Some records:
※ ※ ※

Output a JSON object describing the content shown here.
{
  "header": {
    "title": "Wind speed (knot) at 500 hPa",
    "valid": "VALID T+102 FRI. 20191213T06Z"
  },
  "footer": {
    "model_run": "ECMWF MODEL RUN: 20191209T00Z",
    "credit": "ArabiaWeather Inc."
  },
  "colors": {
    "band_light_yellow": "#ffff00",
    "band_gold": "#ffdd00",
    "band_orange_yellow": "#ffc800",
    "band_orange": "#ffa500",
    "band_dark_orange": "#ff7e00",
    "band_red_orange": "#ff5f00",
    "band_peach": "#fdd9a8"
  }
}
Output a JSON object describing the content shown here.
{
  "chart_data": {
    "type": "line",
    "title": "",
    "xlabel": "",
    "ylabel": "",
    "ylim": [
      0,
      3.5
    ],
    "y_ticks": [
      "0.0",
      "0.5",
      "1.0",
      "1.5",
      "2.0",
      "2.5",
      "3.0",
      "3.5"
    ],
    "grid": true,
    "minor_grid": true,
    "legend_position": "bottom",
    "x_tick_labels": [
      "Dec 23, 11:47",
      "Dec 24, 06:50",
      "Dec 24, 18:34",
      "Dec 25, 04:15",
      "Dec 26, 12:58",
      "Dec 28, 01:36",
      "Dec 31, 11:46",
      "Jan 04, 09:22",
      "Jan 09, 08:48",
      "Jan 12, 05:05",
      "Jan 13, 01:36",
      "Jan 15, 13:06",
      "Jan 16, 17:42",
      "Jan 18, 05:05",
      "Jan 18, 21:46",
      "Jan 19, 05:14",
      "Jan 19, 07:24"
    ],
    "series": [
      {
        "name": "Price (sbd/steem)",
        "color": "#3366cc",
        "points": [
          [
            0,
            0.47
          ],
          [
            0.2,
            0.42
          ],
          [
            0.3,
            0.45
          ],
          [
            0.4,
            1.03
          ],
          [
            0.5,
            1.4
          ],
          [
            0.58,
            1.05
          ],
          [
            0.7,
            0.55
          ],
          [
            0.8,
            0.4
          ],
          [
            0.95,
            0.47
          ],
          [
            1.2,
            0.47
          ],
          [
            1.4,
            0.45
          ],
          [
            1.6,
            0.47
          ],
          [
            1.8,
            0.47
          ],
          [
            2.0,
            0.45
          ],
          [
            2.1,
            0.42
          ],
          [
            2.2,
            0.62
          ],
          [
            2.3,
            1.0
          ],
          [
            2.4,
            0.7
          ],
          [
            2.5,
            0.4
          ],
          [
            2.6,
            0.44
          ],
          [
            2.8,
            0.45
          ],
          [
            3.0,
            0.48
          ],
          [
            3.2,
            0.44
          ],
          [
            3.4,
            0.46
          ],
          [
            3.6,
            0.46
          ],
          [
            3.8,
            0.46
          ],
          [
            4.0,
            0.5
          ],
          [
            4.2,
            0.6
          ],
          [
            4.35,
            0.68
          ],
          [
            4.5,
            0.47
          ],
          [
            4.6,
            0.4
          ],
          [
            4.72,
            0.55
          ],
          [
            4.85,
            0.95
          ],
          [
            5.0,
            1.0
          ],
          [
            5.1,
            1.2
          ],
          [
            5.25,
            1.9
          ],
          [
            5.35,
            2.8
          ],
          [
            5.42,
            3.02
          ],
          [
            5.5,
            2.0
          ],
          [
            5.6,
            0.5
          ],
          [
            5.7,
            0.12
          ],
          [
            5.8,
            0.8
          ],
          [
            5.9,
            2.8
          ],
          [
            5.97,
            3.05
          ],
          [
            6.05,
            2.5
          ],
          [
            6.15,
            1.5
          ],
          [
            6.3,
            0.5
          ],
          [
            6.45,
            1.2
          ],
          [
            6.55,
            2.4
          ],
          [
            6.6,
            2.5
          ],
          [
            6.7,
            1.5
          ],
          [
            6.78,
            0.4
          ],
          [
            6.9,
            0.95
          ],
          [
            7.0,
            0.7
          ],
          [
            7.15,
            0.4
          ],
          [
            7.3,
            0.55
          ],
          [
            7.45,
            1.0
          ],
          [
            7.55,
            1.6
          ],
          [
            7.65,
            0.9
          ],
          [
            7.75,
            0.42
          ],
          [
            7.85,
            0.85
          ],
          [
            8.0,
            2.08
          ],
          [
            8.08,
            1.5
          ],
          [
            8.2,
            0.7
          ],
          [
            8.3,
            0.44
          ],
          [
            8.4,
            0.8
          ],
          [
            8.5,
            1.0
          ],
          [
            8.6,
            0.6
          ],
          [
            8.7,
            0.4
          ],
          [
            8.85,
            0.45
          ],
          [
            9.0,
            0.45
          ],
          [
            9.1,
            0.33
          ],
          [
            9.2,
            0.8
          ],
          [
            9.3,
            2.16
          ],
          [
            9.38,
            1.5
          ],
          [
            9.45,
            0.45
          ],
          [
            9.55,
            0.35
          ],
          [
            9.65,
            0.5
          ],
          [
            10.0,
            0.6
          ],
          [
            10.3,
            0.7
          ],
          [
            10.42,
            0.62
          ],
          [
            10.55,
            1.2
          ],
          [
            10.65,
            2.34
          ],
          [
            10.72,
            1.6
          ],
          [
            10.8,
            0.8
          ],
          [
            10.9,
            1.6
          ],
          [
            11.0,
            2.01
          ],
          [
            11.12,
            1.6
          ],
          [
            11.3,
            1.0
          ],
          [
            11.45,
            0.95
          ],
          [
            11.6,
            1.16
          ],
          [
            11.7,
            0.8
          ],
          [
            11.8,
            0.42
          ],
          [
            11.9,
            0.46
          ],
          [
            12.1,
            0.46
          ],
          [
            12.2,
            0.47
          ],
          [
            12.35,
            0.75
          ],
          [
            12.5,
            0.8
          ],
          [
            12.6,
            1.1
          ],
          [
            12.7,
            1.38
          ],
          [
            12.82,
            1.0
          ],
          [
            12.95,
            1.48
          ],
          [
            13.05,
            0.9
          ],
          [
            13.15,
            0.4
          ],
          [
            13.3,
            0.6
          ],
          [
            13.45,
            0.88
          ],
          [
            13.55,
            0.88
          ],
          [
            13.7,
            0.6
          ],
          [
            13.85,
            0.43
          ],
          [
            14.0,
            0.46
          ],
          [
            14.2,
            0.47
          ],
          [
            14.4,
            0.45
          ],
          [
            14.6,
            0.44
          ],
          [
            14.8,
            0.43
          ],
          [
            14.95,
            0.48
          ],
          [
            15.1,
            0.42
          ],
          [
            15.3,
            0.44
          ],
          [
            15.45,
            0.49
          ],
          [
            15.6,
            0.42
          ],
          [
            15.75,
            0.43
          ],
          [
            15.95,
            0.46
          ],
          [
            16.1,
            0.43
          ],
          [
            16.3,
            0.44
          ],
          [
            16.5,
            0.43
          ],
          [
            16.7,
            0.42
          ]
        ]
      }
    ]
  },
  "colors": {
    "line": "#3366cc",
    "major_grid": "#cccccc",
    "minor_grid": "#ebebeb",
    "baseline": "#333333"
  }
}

※ ※ ※

Retype every record above exactly as written.

## Response to this task
Output a JSON object describing the content shown here.
{
  "header": {
    "title": "Wind speed (knot) at 500 hPa",
    "valid": "VALID T+102 FRI. 20191213T06Z"
  },
  "footer": {
    "model_run": "ECMWF MODEL RUN: 20191209T00Z",
    "credit": "ArabiaWeather Inc."
  },
  "colors": {
    "band_light_yellow": "#ffff00",
    "band_gold": "#ffdd00",
    "band_orange_yellow": "#ffc800",
    "band_orange": "#ffa500",
    "band_dark_orange": "#ff7e00",
    "band_red_orange": "#ff5f00",
    "band_peach": "#fdd9a8"
  }
}
Output a JSON object describing the content shown here.
{
  "chart_data": {
    "type": "line",
    "title": "",
    "xlabel": "",
    "ylabel": "",
    "ylim": [
      0,
      3.5
    ],
    "y_ticks": [
      "0.0",
      "0.5",
      "1.0",
      "1.5",
      "2.0",
      "2.5",
      "3.0",
      "3.5"
    ],
    "grid": true,
    "minor_grid": true,
    "legend_position": "bottom",
    "x_tick_labels": [
      "Dec 23, 11:47",
      "Dec 24, 06:50",
      "Dec 24, 18:34",
      "Dec 25, 04:15",
      "Dec 26, 12:58",
      "Dec 28, 01:36",
      "Dec 31, 11:46",
      "Jan 04, 09:22",
      "Jan 09, 08:48",
      "Jan 12, 05:05",
      "Jan 13, 01:36",
      "Jan 15, 13:06",
      "Jan 16, 17:42",
      "Jan 18, 05:05",
      "Jan 18, 21:46",
      "Jan 19, 05:14",
      "Jan 19, 07:24"
    ],
    "series": [
      {
        "name": "Price (sbd/steem)",
        "color": "#3366cc",
        "points": [
          [
            0,
            0.47
          ],
          [
            0.2,
            0.42
          ],
          [
            0.3,
            0.45
          ],
          [
            0.4,
            1.03
          ],
          [
            0.5,
            1.4
          ],
          [
            0.58,
            1.05
          ],
          [
            0.7,
            0.55
          ],
          [
            0.8,
            0.4
          ],
          [
            0.95,
            0.47
          ],
          [
            1.2,
            0.47
          ],
          [
            1.4,
            0.45
          ],
          [
            1.6,
            0.47
          ],
          [
            1.8,
            0.47
          ],
          [
            2.0,
            0.45
          ],
          [
            2.1,
            0.42
          ],
          [
            2.2,
            0.62
          ],
          [
            2.3,
            1.0
          ],
          [
            2.4,
            0.7
          ],
          [
            2.5,
            0.4
          ],
          [
            2.6,
            0.44
          ],
          [
            2.8,
            0.45
          ],
          [
            3.0,
            0.48
          ],
          [
            3.2,
            0.44
          ],
          [
            3.4,
            0.46
          ],
          [
            3.6,
            0.46
          ],
          [
            3.8,
            0.46
          ],
          [
            4.0,
            0.5
          ],
          [
            4.2,
            0.6
          ],
          [
            4.35,
            0.68
          ],
          [
            4.5,
            0.47
          ],
          [
            4.6,
            0.4
          ],
          [
            4.72,
            0.55
          ],
          [
            4.85,
            0.95
          ],
          [
            5.0,
            1.0
          ],
          [
            5.1,
            1.2
          ],
          [
            5.25,
            1.9
          ],
          [
            5.35,
            2.8
          ],
          [
            5.42,
            3.02
          ],
          [
            5.5,
            2.0
          ],
          [
            5.6,
            0.5
          ],
          [
            5.7,
            0.12
          ],
          [
            5.8,
            0.8
          ],
          [
            5.9,
            2.8
          ],
          [
            5.97,
            3.05
          ],
          [
            6.05,
            2.5
          ],
          [
            6.15,
            1.5
          ],
          [
            6.3,
            0.5
          ],
          [
            6.45,
            1.2
          ],
          [
            6.55,
            2.4
          ],
          [
            6.6,
            2.5
          ],
          [
            6.7,
            1.5
          ],
          [
            6.78,
            0.4
          ],
          [
            6.9,
            0.95
          ],
          [
            7.0,
            0.7
          ],
          [
            7.15,
            0.4
          ],
          [
            7.3,
            0.55
          ],
          [
            7.45,
            1.0
          ],
          [
            7.55,
            1.6
          ],
          [
            7.65,
            0.9
          ],
          [
            7.75,
            0.42
          ],
          [
            7.85,
            0.85
          ],
          [
            8.0,
            2.08
          ],
          [
            8.08,
            1.5
          ],
          [
            8.2,
            0.7
          ],
          [
            8.3,
            0.44
          ],
          [
            8.4,
            0.8
          ],
          [
            8.5,
            1.0
          ],
          [
            8.6,
            0.6
          ],
          [
            8.7,
            0.4
          ],
          [
            8.85,
            0.45
          ],
          [
            9.0,
            0.45
          ],
          [
            9.1,
            0.33
          ],
          [
            9.2,
            0.8
          ],
          [
            9.3,
            2.16
          ],
          [
            9.38,
            1.5
          ],
          [
            9.45,
            0.45
          ],
          [
            9.55,
            0.35
          ],
          [
            9.65,
            0.5
          ],
          [
            10.0,
            0.6
          ],
          [
            10.3,
            0.7
          ],
          [
            10.42,
            0.62
          ],
          [
            10.55,
            1.2
          ],
          [
            10.65,
            2.34
          ],
          [
            10.72,
            1.6
          ],
          [
            10.8,
            0.8
          ],
          [
            10.9,
            1.6
          ],
          [
            11.0,
            2.01
          ],
          [
            11.12,
            1.6
          ],
          [
            11.3,
            1.0
          ],
          [
            11.45,
            0.95
          ],
          [
            11.6,
            1.16
          ],
          [
            11.7,
            0.8
          ],
          [
            11.8,
            0.42
          ],
          [
            11.9,
            0.46
          ],
          [
            12.1,
            0.46
          ],
          [
            12.2,
            0.47
          ],
          [
            12.35,
            0.75
          ],
          [
            12.5,
            0.8
          ],
          [
            12.6,
            1.1
          ],
          [
            12.7,
            1.38
          ],
          [
            12.82,
            1.0
          ],
          [
            12.95,
            1.48
          ],
          [
            13.05,
            0.9
          ],
          [
            13.15,
            0.4
          ],
          [
            13.3,
            0.6
          ],
          [
            13.45,
            0.88
          ],
          [
            13.55,
            0.88
          ],
          [
            13.7,
            0.6
          ],
          [
            13.85,
            0.43
          ],
          [
            14.0,
            0.46
          ],
          [
            14.2,
            0.47
          ],
          [
            14.4,
            0.45
          ],
          [
            14.6,
            0.44
          ],
          [
            14.8,
            0.43
          ],
          [
            14.95,
            0.48
          ],
          [
            15.1,
            0.42
          ],
          [
            15.3,
            0.44
          ],
          [
            15.45,
            0.49
          ],
          [
            15.6,
            0.42
          ],
          [
            15.75,
            0.43
          ],
          [
            15.95,
            0.46
          ],
          [
            16.1,
            0.43
          ],
          [
            16.3,
            0.44
          ],
          [
            16.5,
            0.43
          ],
          [
            16.7,
            0.42
          ]
        ]
      }
    ]
  },
  "colors": {
    "line": "#3366cc",
    "major_grid": "#cccccc",
    "minor_grid": "#ebebeb",
    "baseline": "#333333"
  }
}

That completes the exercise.